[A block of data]
★ ★ ★ ★

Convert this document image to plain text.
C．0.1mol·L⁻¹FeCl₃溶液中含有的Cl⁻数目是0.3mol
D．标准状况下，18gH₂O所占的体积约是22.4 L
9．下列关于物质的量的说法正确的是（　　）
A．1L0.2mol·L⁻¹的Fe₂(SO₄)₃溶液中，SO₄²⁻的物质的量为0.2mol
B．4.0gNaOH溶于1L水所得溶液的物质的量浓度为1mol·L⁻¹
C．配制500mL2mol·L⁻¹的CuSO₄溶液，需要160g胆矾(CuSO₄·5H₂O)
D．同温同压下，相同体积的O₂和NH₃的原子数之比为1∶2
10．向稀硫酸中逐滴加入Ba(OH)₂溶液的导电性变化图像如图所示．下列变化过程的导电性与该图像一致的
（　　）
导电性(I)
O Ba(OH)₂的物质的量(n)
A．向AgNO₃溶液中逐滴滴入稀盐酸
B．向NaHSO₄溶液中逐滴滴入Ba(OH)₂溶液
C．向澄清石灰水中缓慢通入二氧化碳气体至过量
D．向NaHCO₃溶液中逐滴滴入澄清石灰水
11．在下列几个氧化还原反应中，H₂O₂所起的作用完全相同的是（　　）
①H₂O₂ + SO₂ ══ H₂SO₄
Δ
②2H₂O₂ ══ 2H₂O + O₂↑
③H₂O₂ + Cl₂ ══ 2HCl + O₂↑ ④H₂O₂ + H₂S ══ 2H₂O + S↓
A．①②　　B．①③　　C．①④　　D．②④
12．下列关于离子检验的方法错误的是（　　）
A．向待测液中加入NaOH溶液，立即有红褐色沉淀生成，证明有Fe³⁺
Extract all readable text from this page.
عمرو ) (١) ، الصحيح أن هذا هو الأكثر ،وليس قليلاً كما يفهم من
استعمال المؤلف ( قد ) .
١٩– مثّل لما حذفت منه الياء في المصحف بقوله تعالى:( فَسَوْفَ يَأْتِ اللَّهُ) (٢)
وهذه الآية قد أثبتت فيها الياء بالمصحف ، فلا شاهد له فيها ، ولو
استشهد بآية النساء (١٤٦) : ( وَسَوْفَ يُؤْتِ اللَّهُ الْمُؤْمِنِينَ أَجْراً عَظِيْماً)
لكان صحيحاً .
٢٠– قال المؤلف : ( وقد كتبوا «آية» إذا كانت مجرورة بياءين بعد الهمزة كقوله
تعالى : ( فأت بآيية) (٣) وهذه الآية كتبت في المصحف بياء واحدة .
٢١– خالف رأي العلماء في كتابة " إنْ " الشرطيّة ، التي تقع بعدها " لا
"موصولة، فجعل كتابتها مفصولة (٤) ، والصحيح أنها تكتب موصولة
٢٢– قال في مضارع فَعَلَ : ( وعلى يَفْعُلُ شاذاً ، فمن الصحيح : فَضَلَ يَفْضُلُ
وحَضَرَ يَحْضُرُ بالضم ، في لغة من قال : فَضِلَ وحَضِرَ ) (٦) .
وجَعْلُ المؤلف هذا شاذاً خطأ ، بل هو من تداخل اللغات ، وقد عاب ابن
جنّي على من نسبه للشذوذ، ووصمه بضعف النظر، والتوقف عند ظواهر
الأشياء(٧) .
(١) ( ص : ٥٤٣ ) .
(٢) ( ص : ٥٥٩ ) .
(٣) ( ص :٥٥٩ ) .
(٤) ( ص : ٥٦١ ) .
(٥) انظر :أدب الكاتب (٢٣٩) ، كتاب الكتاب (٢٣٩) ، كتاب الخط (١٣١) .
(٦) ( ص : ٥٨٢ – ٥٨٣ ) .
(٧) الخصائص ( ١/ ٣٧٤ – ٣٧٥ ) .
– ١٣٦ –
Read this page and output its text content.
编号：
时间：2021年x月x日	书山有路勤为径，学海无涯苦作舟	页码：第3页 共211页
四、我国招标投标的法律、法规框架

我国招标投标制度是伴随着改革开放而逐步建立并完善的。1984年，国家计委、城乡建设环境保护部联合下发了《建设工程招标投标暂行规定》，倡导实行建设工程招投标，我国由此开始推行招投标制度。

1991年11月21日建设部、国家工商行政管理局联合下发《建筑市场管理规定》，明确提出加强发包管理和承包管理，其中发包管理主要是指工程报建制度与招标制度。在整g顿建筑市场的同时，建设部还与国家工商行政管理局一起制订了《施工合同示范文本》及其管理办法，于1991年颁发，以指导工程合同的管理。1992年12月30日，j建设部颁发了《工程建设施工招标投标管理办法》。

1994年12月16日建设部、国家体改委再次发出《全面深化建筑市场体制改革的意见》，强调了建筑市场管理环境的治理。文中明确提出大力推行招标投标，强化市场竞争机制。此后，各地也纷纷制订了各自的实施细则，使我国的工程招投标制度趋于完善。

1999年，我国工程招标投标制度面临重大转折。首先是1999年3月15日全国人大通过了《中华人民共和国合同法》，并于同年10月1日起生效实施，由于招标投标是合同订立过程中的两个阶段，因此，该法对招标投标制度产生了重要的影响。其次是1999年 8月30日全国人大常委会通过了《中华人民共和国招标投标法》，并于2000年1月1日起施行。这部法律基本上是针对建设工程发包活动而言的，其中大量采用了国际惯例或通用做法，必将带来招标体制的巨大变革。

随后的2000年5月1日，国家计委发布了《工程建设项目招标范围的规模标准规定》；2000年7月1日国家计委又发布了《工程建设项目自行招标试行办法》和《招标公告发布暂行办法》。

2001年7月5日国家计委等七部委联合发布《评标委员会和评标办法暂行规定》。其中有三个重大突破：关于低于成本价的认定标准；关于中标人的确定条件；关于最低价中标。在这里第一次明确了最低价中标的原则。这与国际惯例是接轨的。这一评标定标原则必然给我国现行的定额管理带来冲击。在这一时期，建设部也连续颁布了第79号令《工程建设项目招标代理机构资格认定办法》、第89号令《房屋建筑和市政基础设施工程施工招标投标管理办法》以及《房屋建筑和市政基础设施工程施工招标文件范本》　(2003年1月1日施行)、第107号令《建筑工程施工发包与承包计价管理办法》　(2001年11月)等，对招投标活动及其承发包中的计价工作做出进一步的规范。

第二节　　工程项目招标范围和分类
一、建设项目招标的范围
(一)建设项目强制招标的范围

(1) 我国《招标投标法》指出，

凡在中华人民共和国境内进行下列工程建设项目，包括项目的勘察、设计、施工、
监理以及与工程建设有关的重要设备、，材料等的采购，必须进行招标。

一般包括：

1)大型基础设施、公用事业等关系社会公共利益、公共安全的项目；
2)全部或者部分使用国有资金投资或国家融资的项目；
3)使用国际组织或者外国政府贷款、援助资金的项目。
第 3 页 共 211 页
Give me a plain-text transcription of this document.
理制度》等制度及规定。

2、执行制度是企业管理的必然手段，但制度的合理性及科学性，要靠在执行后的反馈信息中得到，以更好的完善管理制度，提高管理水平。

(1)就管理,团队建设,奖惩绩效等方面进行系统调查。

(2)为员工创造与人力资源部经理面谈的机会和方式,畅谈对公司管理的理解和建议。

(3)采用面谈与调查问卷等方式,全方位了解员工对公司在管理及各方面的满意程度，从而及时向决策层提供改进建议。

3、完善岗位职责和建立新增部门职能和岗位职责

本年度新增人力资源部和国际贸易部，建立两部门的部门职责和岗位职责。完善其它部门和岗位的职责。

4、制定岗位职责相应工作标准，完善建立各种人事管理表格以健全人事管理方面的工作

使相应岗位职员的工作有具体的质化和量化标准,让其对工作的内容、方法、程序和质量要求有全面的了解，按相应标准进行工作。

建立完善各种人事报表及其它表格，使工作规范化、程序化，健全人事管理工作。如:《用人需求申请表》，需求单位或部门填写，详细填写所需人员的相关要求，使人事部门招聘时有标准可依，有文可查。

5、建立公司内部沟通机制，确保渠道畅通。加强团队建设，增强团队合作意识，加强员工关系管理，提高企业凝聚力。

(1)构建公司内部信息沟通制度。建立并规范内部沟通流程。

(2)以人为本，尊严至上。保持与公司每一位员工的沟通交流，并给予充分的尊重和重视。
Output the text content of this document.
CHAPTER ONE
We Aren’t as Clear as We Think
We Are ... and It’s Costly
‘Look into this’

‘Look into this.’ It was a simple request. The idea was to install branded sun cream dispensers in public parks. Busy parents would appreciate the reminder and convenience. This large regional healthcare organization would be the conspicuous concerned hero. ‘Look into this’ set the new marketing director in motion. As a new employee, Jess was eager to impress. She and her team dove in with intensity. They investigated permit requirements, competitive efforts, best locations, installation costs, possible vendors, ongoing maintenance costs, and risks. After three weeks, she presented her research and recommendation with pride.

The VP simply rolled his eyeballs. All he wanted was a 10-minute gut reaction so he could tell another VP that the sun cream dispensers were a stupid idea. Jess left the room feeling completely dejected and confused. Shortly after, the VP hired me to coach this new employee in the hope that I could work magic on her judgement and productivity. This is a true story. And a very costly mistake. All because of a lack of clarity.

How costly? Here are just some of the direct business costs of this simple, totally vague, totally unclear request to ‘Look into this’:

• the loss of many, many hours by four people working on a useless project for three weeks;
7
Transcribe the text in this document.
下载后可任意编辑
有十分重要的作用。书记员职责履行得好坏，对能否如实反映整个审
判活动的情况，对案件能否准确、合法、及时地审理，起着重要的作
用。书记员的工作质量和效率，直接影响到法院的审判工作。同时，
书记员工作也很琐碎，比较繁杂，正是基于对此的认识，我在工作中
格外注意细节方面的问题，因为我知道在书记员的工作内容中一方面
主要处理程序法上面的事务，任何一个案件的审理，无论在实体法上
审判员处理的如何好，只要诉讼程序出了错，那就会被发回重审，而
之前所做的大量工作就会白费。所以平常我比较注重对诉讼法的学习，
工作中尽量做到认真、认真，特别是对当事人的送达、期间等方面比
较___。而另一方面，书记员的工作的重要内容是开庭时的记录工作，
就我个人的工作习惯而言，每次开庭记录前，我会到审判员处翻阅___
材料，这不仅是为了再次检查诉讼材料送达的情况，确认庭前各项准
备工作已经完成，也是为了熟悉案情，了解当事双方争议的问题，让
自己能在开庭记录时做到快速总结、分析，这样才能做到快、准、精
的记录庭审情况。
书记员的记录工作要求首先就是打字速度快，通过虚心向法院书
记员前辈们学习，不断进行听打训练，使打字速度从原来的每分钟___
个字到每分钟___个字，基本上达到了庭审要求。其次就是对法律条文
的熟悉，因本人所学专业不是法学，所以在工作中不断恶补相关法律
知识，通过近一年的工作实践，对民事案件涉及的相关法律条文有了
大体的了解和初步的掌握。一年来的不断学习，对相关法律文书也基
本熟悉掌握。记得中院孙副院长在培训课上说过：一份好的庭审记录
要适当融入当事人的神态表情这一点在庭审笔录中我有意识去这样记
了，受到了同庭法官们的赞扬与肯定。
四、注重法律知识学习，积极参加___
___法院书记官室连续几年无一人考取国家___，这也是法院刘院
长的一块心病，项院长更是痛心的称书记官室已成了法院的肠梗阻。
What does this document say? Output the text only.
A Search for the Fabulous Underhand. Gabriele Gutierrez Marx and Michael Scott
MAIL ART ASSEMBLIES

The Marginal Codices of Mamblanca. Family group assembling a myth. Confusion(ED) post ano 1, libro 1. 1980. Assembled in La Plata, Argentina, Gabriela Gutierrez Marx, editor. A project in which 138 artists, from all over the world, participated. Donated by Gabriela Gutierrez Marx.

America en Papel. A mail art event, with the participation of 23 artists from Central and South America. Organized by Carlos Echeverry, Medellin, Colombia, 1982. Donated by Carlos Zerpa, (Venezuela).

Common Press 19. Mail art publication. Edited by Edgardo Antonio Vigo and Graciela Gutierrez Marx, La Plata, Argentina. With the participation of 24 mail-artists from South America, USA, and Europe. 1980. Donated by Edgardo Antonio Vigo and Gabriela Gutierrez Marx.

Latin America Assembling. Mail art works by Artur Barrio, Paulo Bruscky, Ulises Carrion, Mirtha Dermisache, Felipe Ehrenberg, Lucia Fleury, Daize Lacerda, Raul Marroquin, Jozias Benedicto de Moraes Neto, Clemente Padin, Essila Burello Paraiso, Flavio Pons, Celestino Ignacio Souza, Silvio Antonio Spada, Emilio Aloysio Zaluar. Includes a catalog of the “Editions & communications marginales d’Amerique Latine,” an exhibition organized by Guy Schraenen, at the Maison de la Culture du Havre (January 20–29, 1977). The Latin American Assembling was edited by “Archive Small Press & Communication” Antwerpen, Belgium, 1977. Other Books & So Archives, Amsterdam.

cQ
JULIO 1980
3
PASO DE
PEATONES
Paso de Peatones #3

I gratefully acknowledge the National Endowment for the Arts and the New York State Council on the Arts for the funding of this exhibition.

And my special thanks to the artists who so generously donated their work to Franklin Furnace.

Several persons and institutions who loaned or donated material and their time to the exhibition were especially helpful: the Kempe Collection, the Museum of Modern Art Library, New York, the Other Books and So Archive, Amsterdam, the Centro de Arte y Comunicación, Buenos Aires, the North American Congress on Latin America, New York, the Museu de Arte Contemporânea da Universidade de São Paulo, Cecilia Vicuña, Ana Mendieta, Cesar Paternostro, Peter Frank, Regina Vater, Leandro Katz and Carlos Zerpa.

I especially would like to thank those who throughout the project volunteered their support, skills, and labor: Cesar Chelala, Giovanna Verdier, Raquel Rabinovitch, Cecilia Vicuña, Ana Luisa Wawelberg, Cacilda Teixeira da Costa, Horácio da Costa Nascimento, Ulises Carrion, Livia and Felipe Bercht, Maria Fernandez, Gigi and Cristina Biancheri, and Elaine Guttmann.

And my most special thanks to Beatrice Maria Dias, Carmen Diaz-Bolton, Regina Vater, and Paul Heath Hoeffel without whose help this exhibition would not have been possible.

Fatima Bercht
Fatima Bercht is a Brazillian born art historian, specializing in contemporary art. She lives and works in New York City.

★ ★ ★ ★

WORK TO DO
Determine the number of lines in these entries that contain the word "participation", and write only that number.

RESPONSE BELOW
2